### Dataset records
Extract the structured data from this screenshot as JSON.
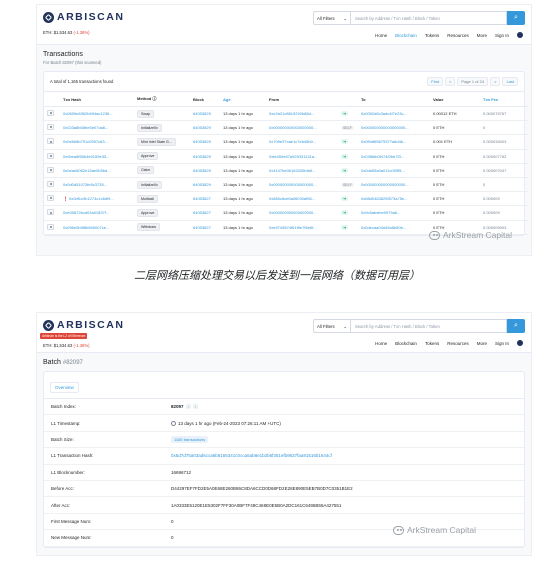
{
  "header": {
    "logo": "ARBISCAN",
    "eth_label": "ETH: $1,534.63",
    "eth_change": "(-1.36%)",
    "filter": "All Filters",
    "search_placeholder": "Search by Address / Txn Hash / Block / Token",
    "nav": [
      "Home",
      "Blockchain",
      "Tokens",
      "Resources",
      "More",
      "Sign In"
    ]
  },
  "transactions_page": {
    "title": "Transactions",
    "subtitle": "For Batch 82097 (this scanned)",
    "count_text": "A total of 1,165 transactions found",
    "pager": [
      "First",
      "<",
      "Page 1 of 24",
      ">",
      "Last"
    ],
    "columns": [
      "Txn Hash",
      "Method",
      "Block",
      "Age",
      "From",
      "",
      "To",
      "Value",
      "Txn Fee"
    ],
    "rows": [
      {
        "hash": "0x0659e8362b694ac1236...",
        "err": false,
        "method": "Swap",
        "block": "64053829",
        "age": "13 days 1 hr ago",
        "from": "0xe2a21c8619292b88d...",
        "dir": "arrow",
        "to": "0x0052d6c3adc4f7e23c...",
        "value": "0.00012 ETH",
        "fee": "0.000079767"
      },
      {
        "hash": "0x023a8b08be5e07da6...",
        "err": false,
        "method": "Initialize0x",
        "block": "64053829",
        "age": "13 days 1 hr ago",
        "from": "0x000000000000000000...",
        "dir": "self",
        "to": "0x000000000000000000...",
        "value": "0 ETH",
        "fee": "0"
      },
      {
        "hash": "0x0e6b8b791c0557c63...",
        "err": false,
        "method": "Mint Intel State G...",
        "block": "64053829",
        "age": "13 days 1 hr ago",
        "from": "0x709e37cae1c7eb45b0...",
        "dir": "arrow",
        "to": "0x0f9df65675377a6d4b...",
        "value": "0.001 ETH",
        "fee": "0.000034003"
      },
      {
        "hash": "0x0bea8f55b4e0159e33...",
        "err": false,
        "method": "Approve",
        "block": "64053829",
        "age": "13 days 1 hr ago",
        "from": "0xfe450e67a929331131a...",
        "dir": "arrow",
        "to": "0x03f8db0f474f2bb7f3...",
        "value": "0 ETH",
        "fee": "0.000007762"
      },
      {
        "hash": "0x0eae6062e15ae0b5bd...",
        "err": false,
        "method": "Claim",
        "block": "64053829",
        "age": "13 days 1 hr ago",
        "from": "0x4147be0b163205bfa9...",
        "dir": "arrow",
        "to": "0x0da55a0a011c059f5...",
        "value": "0 ETH",
        "fee": "0.000007047"
      },
      {
        "hash": "0x0d0d51073fe5c3735...",
        "err": false,
        "method": "Initialize0x",
        "block": "64053829",
        "age": "13 days 1 hr ago",
        "from": "0x000000000000000000...",
        "dir": "self",
        "to": "0x000000000000000000...",
        "value": "0 ETH",
        "fee": "0"
      },
      {
        "hash": "0x0df1c9b1274c1c6df9...",
        "err": true,
        "method": "Multicall",
        "block": "64053827",
        "age": "13 days 1 hr ago",
        "from": "0x865c6ce6a06030af56...",
        "dir": "arrow",
        "to": "0x68d0483825f573a75e...",
        "value": "0 ETH",
        "fee": "0.000009"
      },
      {
        "hash": "0xe05872bcd03a01837f...",
        "err": false,
        "method": "Approve",
        "block": "64053827",
        "age": "13 days 1 hr ago",
        "from": "0x000000000000000000...",
        "dir": "arrow",
        "to": "0x9c5afcebe9979a6...",
        "value": "0 ETH",
        "fee": "0.000009"
      },
      {
        "hash": "0x096e0b5f8b6b5007ce...",
        "err": false,
        "method": "Withdraw",
        "block": "64053827",
        "age": "13 days 1 hr ago",
        "from": "0xe5749874f61f9e7f6e6f...",
        "dir": "arrow",
        "to": "0x0decaa04d49a6b50b...",
        "value": "0 ETH",
        "fee": "0.000009003"
      }
    ]
  },
  "caption": "二层网络压缩处理交易以后发送到一层网络（数据可用层）",
  "watermark": "ArkStream Capital",
  "batch_page": {
    "ribbon": "Arbitrum is the L2 of Ethereum",
    "title": "Batch",
    "batch_id": "#82097",
    "tab": "Overview",
    "rows": [
      {
        "key": "Batch Index:",
        "value": "82097"
      },
      {
        "key": "L1 Timestamp:",
        "value": "13 days 1 hr ago (Feb-24-2023 07:26:11 AM +UTC)"
      },
      {
        "key": "Batch Size:",
        "value": "1165 transactions"
      },
      {
        "key": "L1 Transaction Hash:",
        "value": "0x5d7d75a03ad6cca6b6155341c0cca5ab8e1b2b6f351efb9637faa91516b1644cf"
      },
      {
        "key": "L1 Blocknumber:",
        "value": "16696712"
      },
      {
        "key": "Before Acc:",
        "value": "D44297EF7FD2E5A0E68E260B86C8DA6CCD0D68FD2E28E890E5EB7B0D7C0351B1E2"
      },
      {
        "key": "After Acc:",
        "value": "1A0333E5120E1E5302F7FF30A0BF7F48C468E0E5B0A2DC161C6495B55A427551"
      },
      {
        "key": "First Message Num:",
        "value": "0"
      },
      {
        "key": "New Message Num:",
        "value": "0"
      }
    ]
  }
}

### EXERCISE
Extract each line holding the string "this".

### TASK OUTPUT
Extract the structured data from this screenshot as JSON.
    "subtitle": "For Batch 82097 (this scanned)",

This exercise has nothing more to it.